È opinione comune tra docenti, precari, sindacati, associazioni e movimenti che la sequela di tagli sulla scuola non avrebbe avuto lo spazio adeguato tra i media: in più occasioni è stato detto che in qualsiasi altro settore lavorativo, pubblico o privato, il licenziamento di decine e decine di migliaia di lavoratori (quasi 150mila in tre anni) avrebbe comportato denunce a ripetizione, servizi televisivi e titoli a nove colonne. Con un sicuro conseguente sollevamento dell’opinione pubblica. La quale, invece, non è stata evidentemente informata in modo adeguato sulla portata della manovra finanziaria imposta dal ministro dell’Economia, Giulio Tremonti. Non si è andati mai oltre, in pratica, ai pur lodevoli “lampi” provocato dalla tenacia dei precari e dei sindacati più agguerriti.
Quale migliore occasione, allora, che dedicare il 1° maggio alla scuola? Che puntare i riflettori della Festa del Lavoro sul più grande licenziamento di massa degli ultimi decenni? La proposta è giunta il 19 aprile dal gruppo ‘Professione insegnante’, l’associazione dei docenti con fini anche sindacali, attraverso Libero Tassella, uno dei suoi iscritti più rappresentativi: “le organizzazioni sindacali“ farebbero bene e “dedicare questo primo maggio 2010 – ha spiegato Tassella – alla Scuola e alla dismissione scolastica voluta da Berlusconi e Tremonti“.

• _Breve esercizio 1_:
Cita dal testo sui tagli alla scuola il passo che comincia con "È opinione comune" e termina con "sindacati più agguerriti.".
• _Breve esercizio 2_:
Rispondi a queste domande sul testo sui tagli alla scuola:
(a) Quanti lavoratori della scuola sono stati licenziati in tre anni?
(b) In che giorno è arrivata la proposta di dedicare il 1° maggio alla scuola?
(c) Quale gruppo ha fatto quella proposta?

• _Dati forniti_:
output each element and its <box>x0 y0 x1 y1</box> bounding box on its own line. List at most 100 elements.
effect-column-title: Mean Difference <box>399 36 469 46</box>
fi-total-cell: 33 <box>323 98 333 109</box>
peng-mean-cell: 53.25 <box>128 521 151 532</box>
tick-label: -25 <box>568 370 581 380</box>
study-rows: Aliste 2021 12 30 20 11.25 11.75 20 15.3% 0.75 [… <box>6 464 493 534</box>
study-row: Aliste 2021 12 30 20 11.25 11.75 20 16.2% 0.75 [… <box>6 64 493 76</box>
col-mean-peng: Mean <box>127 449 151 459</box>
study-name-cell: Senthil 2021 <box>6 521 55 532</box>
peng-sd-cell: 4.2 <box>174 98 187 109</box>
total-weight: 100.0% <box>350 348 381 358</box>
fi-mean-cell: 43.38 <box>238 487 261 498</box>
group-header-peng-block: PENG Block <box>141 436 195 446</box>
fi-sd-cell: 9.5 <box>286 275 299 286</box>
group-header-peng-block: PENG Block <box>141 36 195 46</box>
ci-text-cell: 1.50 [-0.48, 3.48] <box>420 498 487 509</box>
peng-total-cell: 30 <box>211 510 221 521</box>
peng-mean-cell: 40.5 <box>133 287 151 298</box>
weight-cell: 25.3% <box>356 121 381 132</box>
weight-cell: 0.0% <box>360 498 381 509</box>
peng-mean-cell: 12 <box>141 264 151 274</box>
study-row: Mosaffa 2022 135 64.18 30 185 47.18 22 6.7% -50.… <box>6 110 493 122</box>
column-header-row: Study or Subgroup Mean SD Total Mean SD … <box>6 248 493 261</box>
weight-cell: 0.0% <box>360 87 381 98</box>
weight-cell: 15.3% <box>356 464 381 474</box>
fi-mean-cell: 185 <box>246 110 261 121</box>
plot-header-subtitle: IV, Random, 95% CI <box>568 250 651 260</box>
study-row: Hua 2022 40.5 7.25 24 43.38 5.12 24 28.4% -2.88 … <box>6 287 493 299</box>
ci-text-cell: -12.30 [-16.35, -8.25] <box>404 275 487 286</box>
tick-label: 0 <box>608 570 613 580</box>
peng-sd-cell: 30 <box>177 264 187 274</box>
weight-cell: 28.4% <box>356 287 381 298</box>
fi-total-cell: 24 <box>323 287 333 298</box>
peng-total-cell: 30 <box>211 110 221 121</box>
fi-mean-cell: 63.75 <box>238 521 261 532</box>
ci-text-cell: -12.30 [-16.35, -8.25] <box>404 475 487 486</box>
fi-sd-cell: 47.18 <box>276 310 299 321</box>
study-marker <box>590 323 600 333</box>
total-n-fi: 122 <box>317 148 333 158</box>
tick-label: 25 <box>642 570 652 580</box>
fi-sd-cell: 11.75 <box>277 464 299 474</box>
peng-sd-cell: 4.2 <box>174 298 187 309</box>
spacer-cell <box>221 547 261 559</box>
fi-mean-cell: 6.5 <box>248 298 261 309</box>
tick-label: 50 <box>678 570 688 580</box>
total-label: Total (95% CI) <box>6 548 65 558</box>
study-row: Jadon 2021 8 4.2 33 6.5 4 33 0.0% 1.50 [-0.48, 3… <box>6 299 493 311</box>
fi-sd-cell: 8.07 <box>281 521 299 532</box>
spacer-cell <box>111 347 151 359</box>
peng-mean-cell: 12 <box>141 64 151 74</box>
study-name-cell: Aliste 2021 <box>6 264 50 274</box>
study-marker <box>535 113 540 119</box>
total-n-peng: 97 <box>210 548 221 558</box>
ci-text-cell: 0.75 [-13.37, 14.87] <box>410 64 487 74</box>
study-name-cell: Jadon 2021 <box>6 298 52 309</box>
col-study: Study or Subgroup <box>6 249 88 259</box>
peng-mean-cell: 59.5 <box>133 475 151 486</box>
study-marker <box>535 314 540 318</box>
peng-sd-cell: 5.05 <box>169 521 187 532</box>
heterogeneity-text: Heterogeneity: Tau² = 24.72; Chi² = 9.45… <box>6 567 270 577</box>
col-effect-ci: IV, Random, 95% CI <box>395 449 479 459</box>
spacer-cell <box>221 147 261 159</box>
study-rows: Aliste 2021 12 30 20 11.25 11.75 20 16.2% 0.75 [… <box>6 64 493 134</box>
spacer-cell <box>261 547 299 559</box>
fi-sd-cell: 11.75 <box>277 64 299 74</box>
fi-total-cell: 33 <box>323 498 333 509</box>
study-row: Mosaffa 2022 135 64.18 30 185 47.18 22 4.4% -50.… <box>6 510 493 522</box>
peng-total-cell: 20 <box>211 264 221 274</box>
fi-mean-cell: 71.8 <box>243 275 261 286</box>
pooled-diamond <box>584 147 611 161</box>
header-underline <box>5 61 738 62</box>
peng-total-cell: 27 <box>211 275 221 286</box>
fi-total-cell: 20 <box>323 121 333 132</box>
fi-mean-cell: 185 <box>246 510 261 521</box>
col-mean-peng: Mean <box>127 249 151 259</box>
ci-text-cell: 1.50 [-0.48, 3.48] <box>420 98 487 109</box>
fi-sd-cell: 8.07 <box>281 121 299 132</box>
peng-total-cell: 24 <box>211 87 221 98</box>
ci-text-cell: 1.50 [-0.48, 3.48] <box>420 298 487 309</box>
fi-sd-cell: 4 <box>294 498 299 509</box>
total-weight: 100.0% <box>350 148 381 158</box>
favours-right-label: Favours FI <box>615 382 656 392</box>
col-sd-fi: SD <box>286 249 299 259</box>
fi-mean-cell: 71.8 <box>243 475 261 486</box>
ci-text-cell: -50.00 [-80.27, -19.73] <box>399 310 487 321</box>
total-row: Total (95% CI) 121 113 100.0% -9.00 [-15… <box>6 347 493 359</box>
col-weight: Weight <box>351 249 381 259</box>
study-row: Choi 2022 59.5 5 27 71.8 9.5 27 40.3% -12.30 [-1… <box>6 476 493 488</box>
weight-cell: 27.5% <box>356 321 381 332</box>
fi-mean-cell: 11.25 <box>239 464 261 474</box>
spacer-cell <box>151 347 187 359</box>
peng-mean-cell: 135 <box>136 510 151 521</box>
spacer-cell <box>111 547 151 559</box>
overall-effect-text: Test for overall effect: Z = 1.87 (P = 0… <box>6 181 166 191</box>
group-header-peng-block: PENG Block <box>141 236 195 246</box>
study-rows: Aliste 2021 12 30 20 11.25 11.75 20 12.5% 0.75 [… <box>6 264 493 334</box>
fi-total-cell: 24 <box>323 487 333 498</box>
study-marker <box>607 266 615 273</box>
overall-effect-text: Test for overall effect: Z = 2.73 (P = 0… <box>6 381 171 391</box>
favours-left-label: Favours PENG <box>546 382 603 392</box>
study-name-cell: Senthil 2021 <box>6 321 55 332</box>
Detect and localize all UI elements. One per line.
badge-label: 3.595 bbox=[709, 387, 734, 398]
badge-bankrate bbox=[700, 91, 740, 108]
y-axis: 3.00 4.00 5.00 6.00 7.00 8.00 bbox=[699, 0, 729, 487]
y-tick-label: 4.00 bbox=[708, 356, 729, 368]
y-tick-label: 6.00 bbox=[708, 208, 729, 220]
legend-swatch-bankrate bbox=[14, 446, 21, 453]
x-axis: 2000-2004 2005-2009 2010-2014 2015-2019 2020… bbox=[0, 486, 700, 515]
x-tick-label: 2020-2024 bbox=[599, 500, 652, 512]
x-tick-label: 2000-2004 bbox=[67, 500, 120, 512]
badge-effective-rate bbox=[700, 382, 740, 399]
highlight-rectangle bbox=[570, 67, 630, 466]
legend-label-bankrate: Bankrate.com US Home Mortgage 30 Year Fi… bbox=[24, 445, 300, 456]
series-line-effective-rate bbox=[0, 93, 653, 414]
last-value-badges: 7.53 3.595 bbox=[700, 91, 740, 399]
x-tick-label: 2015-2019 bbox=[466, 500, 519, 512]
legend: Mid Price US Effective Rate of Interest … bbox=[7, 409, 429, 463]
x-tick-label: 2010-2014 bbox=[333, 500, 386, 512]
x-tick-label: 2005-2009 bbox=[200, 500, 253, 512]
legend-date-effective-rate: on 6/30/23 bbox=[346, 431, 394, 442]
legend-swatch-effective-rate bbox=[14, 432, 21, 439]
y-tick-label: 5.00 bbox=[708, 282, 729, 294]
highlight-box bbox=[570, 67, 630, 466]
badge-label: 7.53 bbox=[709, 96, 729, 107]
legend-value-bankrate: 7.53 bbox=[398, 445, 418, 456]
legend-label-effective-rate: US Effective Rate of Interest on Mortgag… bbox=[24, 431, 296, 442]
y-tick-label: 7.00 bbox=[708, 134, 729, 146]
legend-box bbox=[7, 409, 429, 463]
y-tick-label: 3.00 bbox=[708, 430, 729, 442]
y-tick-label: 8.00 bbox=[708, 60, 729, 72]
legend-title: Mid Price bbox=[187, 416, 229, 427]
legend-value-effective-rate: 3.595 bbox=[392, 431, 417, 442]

• _Risultato esercizio 1_:
È opinione comune tra docenti, precari, sindacati, associazioni e movimenti che la sequela di tagli sulla scuola non avrebbe avuto lo spazio adeguato tra i media: in più occasioni è stato detto che in qualsiasi altro settore lavorativo, pubblico o privato, il licenziamento di decine e decine di migliaia di lavoratori (quasi 150mila in tre anni) avrebbe comportato denunce a ripetizione, servizi televisivi e titoli a nove colonne. Con un sicuro conseguente sollevamento dell’opinione pubblica. La quale, invece, non è stata evidentemente informata in modo adeguato sulla portata della manovra finanziaria imposta dal ministro dell’Economia, Giulio Tremonti. Non si è andati mai oltre, in pratica, ai pur lodevoli “lampi” provocato dalla tenacia dei precari e dei sindacati più agguerriti.

• _Risultato esercizio 2_:
(a) Quasi 150mila.
(b) Il 19 aprile.
(c) Il gruppo "Professione insegnante".